**DESCRIPTION OF THE TASK:**
The answer is a single number: how many lines hold the string "kind".

**Stored data:**

=-=-=-=-=

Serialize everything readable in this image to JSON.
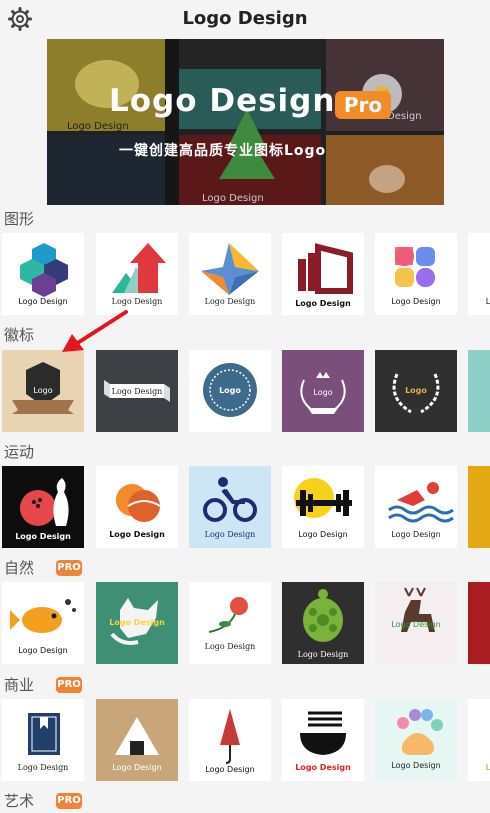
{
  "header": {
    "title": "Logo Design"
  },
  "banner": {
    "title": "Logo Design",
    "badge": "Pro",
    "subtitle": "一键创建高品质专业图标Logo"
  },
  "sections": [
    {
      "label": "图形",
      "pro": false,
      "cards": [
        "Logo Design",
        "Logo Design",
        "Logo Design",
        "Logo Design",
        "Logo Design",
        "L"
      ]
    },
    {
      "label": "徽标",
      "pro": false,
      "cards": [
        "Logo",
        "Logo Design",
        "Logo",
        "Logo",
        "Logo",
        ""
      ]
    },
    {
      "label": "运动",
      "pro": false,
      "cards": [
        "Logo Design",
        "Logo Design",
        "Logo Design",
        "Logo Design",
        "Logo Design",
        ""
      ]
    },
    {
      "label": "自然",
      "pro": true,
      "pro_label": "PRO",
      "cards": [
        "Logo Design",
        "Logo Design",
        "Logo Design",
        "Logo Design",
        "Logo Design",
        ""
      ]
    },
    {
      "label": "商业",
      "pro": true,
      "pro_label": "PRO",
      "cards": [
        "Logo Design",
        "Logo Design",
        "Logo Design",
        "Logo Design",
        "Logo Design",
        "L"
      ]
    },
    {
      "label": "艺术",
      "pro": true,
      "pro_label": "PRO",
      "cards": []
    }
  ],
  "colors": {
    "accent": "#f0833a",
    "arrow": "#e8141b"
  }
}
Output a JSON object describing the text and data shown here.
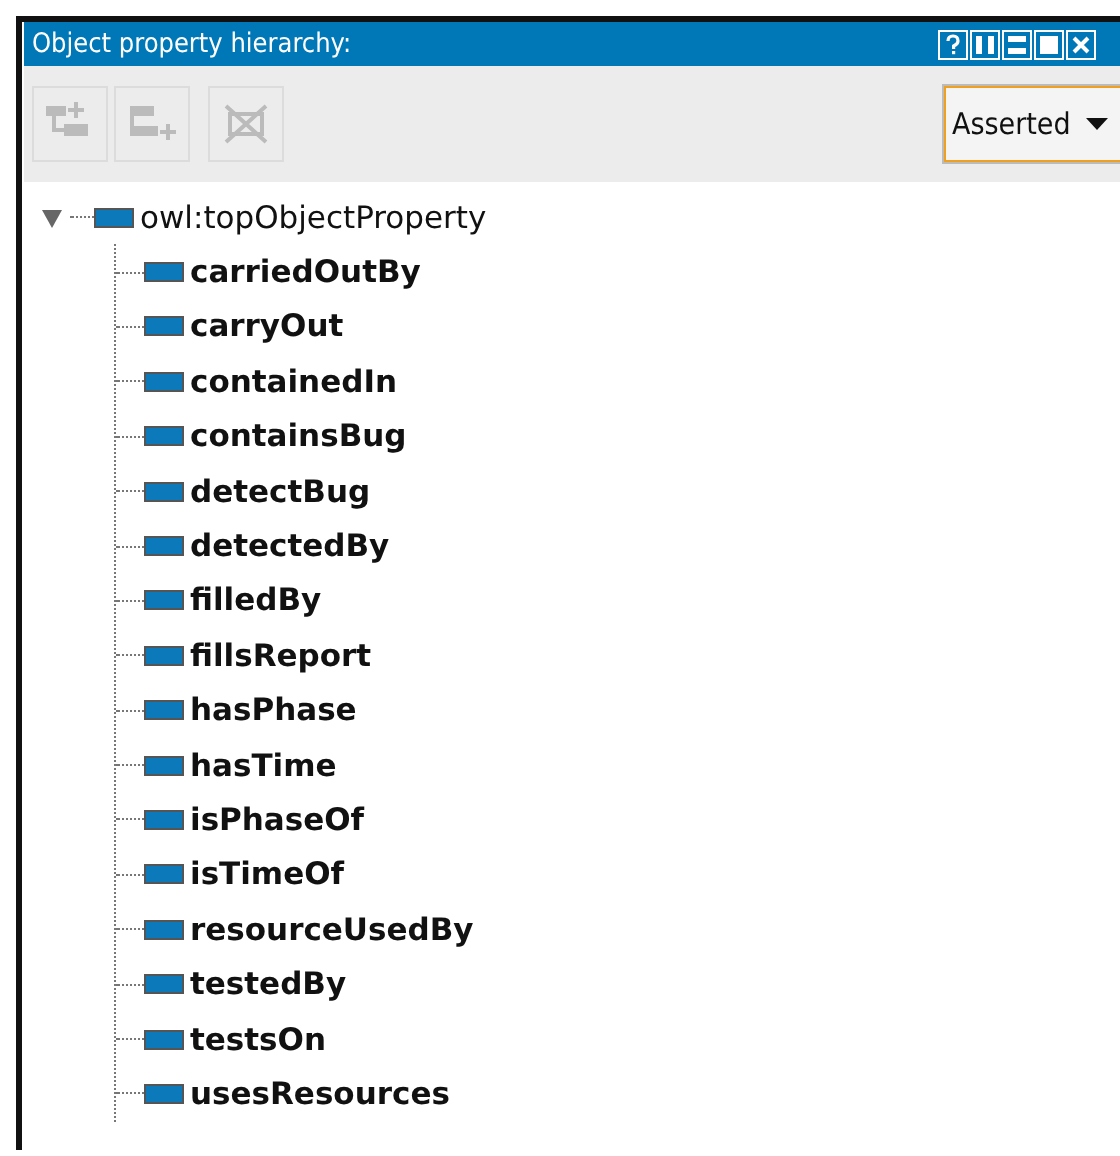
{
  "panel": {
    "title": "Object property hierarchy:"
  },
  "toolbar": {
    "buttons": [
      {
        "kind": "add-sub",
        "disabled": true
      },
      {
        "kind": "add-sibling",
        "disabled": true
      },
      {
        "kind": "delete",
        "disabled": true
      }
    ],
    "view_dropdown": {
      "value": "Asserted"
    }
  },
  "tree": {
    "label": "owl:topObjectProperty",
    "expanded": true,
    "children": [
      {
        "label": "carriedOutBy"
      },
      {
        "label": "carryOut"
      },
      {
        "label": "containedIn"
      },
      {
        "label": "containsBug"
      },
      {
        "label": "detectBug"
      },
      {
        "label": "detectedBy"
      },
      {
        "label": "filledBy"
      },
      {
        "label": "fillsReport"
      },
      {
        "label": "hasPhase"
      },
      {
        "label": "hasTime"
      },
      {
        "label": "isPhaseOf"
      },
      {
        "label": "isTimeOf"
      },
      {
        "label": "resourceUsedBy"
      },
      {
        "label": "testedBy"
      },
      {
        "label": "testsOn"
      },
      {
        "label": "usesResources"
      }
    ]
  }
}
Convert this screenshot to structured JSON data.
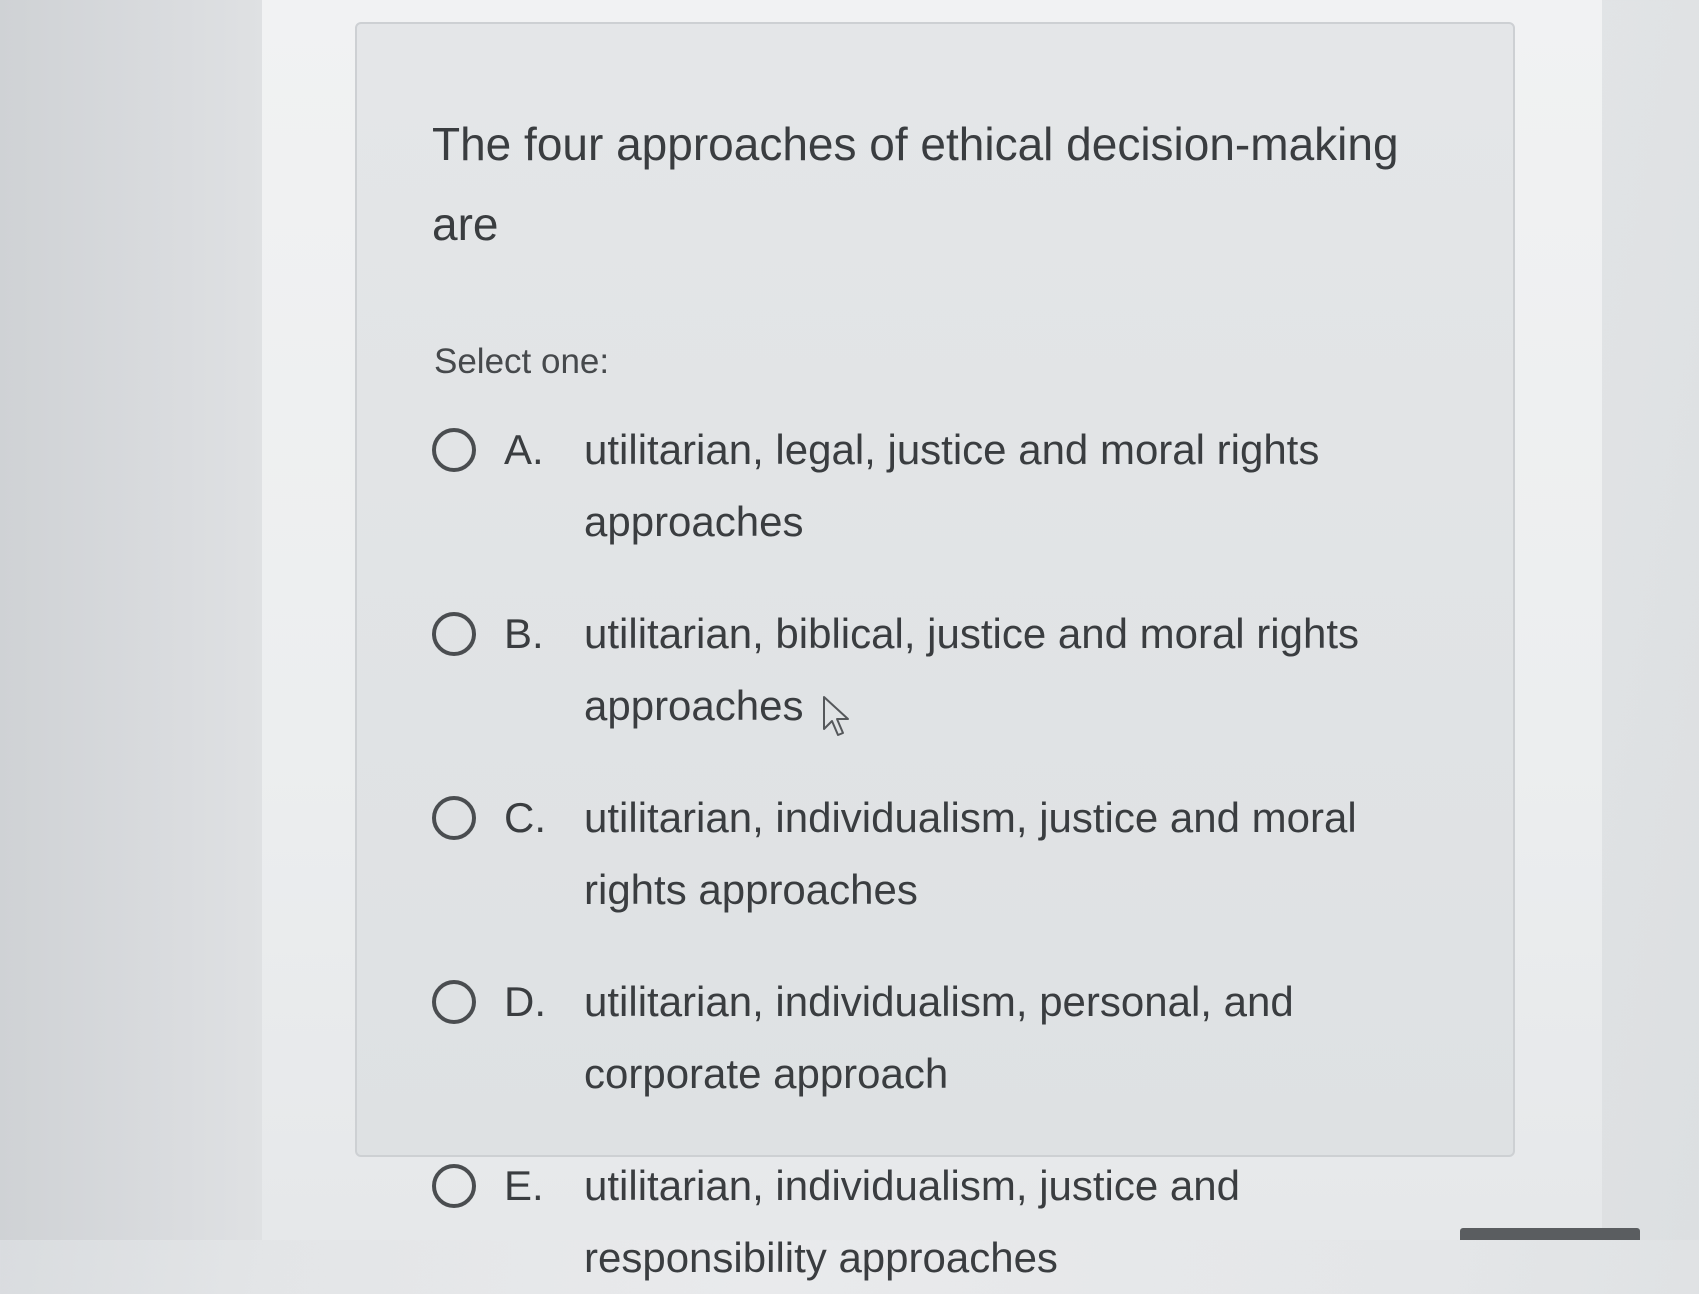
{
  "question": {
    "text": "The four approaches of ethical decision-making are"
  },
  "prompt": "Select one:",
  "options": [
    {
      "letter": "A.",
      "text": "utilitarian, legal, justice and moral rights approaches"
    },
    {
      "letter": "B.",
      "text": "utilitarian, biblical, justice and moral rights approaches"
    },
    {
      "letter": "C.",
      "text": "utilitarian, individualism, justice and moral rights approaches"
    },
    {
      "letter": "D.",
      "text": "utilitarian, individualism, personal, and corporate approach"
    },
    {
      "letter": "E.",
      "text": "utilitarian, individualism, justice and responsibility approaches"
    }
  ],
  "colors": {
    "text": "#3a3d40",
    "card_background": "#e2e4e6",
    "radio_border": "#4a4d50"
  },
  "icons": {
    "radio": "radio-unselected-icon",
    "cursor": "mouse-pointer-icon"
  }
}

=-=-=-=-=

**OUTPUT BELOW:**
3